- _Task_: From the cybersecurity glossary below, reproduce word for word the passage starting at "- Pen Tests: A" and ending at "of security controls.".

- _Provided text_:
"""

- Multi-Factor Authentication (“MFA”): MFA improves the security of 2FA by requiring additional factors such as biometric (fingerprint, retina, facial recognition), location-based factors, and time-based factors. The SEC’s proposed Cybersecurity and Risk Management rule requires firms to implement two or more methods.
- Patch: A Patch delivers additional, revised, or updated code for an operating system or application. Excluding open-source software, most software vendors do not publicize their source code.
- Pen Tests: A penetration test, or pen test, is a simulated attempt to exploit weaknesses or vulnerabilities in systems, networks, human resources, or physical assets to stress test the effectiveness of security controls.
- Phishing: Form of social engineering. Uses email, social media, IMs, or other platforms. Bad actors pose as a colleague or organization, seeking to lure the victim to provide sensitive information or obtain access to an account or network.
- Ransomware: A type of malware that encrypts data and requires payment of a ransom to obtain a decryption key. Ransomware is deployed into targeted networks by a variety of delivery methods such as phishing, software vulnerabilities and unpatched or misconfigured operating systems.

"""

- _Information given_:
"""

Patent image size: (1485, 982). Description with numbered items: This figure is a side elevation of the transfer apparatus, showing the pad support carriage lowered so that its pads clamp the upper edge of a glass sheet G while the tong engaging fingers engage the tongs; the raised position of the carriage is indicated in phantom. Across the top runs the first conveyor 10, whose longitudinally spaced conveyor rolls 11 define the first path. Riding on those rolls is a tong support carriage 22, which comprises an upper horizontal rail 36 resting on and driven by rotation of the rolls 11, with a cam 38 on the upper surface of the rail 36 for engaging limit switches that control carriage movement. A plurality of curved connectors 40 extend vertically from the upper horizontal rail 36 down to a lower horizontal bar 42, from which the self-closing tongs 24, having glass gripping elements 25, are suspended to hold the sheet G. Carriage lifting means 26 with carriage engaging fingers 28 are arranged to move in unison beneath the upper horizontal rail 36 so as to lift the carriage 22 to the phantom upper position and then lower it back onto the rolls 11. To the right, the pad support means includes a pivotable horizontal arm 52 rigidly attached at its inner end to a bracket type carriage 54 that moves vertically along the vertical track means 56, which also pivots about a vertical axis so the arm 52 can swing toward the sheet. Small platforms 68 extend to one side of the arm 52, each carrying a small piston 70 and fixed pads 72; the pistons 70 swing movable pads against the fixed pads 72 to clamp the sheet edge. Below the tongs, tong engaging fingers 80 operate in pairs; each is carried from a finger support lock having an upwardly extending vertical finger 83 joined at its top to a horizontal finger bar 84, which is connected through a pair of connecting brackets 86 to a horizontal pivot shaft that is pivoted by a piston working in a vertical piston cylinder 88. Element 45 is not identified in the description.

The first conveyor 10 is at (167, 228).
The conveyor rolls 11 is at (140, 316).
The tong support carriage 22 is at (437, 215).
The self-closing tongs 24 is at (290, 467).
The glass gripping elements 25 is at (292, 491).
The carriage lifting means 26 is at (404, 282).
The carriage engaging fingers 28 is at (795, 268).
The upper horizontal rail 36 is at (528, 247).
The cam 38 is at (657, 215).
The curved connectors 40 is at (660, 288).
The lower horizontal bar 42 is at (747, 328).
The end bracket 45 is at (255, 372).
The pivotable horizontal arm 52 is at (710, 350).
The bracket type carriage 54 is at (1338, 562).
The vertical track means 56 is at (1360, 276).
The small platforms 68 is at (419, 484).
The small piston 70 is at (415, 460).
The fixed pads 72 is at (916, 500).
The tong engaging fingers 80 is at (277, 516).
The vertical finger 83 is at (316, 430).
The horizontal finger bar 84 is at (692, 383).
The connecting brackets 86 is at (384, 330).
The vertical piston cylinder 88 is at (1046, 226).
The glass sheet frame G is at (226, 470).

"""

- _Solution to this task_:
- Pen Tests: A penetration test, or pen test, is a simulated attempt to exploit weaknesses or vulnerabilities in systems, networks, human resources, or physical assets to stress test the effectiveness of security controls.